→ **AIM**:
Reproduce each line exactly, including spacing and punctuation.
* Begin DATA ENTRIES *
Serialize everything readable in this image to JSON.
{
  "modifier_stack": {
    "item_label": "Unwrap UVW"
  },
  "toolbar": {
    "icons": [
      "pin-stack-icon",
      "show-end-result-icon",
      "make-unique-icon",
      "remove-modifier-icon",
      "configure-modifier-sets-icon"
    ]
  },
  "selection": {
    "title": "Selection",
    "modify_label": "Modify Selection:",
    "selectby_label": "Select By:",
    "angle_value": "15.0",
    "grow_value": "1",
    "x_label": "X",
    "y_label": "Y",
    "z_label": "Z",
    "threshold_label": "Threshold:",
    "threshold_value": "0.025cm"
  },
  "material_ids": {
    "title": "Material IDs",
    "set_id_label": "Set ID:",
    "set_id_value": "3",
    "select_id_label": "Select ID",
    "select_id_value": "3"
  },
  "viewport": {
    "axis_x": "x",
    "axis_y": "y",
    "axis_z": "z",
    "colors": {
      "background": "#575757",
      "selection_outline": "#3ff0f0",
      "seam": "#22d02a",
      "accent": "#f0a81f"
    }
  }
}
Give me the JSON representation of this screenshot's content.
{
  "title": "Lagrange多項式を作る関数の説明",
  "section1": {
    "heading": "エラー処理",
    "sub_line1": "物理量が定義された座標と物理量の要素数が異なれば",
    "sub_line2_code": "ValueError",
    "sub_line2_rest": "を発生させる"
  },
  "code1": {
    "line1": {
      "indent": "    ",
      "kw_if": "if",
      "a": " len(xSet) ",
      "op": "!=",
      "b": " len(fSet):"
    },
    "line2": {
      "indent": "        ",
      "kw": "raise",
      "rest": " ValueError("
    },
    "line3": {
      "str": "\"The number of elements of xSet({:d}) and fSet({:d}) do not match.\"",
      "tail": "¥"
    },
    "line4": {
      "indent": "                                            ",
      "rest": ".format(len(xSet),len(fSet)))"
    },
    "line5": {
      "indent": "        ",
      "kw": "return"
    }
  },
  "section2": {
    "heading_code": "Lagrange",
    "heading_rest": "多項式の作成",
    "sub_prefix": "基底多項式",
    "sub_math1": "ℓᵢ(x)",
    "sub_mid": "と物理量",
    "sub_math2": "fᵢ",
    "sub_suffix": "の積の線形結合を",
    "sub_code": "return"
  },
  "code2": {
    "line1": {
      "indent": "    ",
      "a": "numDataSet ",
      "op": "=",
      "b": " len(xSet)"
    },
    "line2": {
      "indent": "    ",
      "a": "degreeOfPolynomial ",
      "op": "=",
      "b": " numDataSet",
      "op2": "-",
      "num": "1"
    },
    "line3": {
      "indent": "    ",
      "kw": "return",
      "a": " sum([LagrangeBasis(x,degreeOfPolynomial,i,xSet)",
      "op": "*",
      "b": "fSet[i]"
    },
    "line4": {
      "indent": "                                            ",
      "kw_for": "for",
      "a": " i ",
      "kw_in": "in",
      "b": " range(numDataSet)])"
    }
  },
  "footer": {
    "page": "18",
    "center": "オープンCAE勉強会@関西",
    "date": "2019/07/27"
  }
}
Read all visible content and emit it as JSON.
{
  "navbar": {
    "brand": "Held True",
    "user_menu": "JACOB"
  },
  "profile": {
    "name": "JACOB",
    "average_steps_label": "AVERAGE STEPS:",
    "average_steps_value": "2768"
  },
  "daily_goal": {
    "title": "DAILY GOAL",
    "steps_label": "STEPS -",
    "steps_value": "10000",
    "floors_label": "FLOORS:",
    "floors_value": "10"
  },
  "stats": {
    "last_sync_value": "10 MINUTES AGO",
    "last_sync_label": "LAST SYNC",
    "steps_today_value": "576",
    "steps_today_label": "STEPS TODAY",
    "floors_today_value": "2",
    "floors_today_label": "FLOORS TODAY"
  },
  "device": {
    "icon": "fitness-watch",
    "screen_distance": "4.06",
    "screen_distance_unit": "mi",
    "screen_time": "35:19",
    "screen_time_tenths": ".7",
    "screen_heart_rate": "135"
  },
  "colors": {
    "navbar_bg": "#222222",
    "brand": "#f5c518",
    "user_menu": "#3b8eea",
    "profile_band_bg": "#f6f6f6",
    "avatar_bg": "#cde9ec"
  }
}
* End DATA ENTRIES *
→ **REPLY TO THE TASK**:
Serialize everything readable in this image to JSON.
{
  "modifier_stack": {
    "item_label": "Unwrap UVW"
  },
  "toolbar": {
    "icons": [
      "pin-stack-icon",
      "show-end-result-icon",
      "make-unique-icon",
      "remove-modifier-icon",
      "configure-modifier-sets-icon"
    ]
  },
  "selection": {
    "title": "Selection",
    "modify_label": "Modify Selection:",
    "selectby_label": "Select By:",
    "angle_value": "15.0",
    "grow_value": "1",
    "x_label": "X",
    "y_label": "Y",
    "z_label": "Z",
    "threshold_label": "Threshold:",
    "threshold_value": "0.025cm"
  },
  "material_ids": {
    "title": "Material IDs",
    "set_id_label": "Set ID:",
    "set_id_value": "3",
    "select_id_label": "Select ID",
    "select_id_value": "3"
  },
  "viewport": {
    "axis_x": "x",
    "axis_y": "y",
    "axis_z": "z",
    "colors": {
      "background": "#575757",
      "selection_outline": "#3ff0f0",
      "seam": "#22d02a",
      "accent": "#f0a81f"
    }
  }
}
Give me the JSON representation of this screenshot's content.
{
  "title": "Lagrange多項式を作る関数の説明",
  "section1": {
    "heading": "エラー処理",
    "sub_line1": "物理量が定義された座標と物理量の要素数が異なれば",
    "sub_line2_code": "ValueError",
    "sub_line2_rest": "を発生させる"
  },
  "code1": {
    "line1": {
      "indent": "    ",
      "kw_if": "if",
      "a": " len(xSet) ",
      "op": "!=",
      "b": " len(fSet):"
    },
    "line2": {
      "indent": "        ",
      "kw": "raise",
      "rest": " ValueError("
    },
    "line3": {
      "str": "\"The number of elements of xSet({:d}) and fSet({:d}) do not match.\"",
      "tail": "¥"
    },
    "line4": {
      "indent": "                                            ",
      "rest": ".format(len(xSet),len(fSet)))"
    },
    "line5": {
      "indent": "        ",
      "kw": "return"
    }
  },
  "section2": {
    "heading_code": "Lagrange",
    "heading_rest": "多項式の作成",
    "sub_prefix": "基底多項式",
    "sub_math1": "ℓᵢ(x)",
    "sub_mid": "と物理量",
    "sub_math2": "fᵢ",
    "sub_suffix": "の積の線形結合を",
    "sub_code": "return"
  },
  "code2": {
    "line1": {
      "indent": "    ",
      "a": "numDataSet ",
      "op": "=",
      "b": " len(xSet)"
    },
    "line2": {
      "indent": "    ",
      "a": "degreeOfPolynomial ",
      "op": "=",
      "b": " numDataSet",
      "op2": "-",
      "num": "1"
    },
    "line3": {
      "indent": "    ",
      "kw": "return",
      "a": " sum([LagrangeBasis(x,degreeOfPolynomial,i,xSet)",
      "op": "*",
      "b": "fSet[i]"
    },
    "line4": {
      "indent": "                                            ",
      "kw_for": "for",
      "a": " i ",
      "kw_in": "in",
      "b": " range(numDataSet)])"
    }
  },
  "footer": {
    "page": "18",
    "center": "オープンCAE勉強会@関西",
    "date": "2019/07/27"
  }
}
Read all visible content and emit it as JSON.
{
  "navbar": {
    "brand": "Held True",
    "user_menu": "JACOB"
  },
  "profile": {
    "name": "JACOB",
    "average_steps_label": "AVERAGE STEPS:",
    "average_steps_value": "2768"
  },
  "daily_goal": {
    "title": "DAILY GOAL",
    "steps_label": "STEPS -",
    "steps_value": "10000",
    "floors_label": "FLOORS:",
    "floors_value": "10"
  },
  "stats": {
    "last_sync_value": "10 MINUTES AGO",
    "last_sync_label": "LAST SYNC",
    "steps_today_value": "576",
    "steps_today_label": "STEPS TODAY",
    "floors_today_value": "2",
    "floors_today_label": "FLOORS TODAY"
  },
  "device": {
    "icon": "fitness-watch",
    "screen_distance": "4.06",
    "screen_distance_unit": "mi",
    "screen_time": "35:19",
    "screen_time_tenths": ".7",
    "screen_heart_rate": "135"
  },
  "colors": {
    "navbar_bg": "#222222",
    "brand": "#f5c518",
    "user_menu": "#3b8eea",
    "profile_band_bg": "#f6f6f6",
    "avatar_bg": "#cde9ec"
  }
}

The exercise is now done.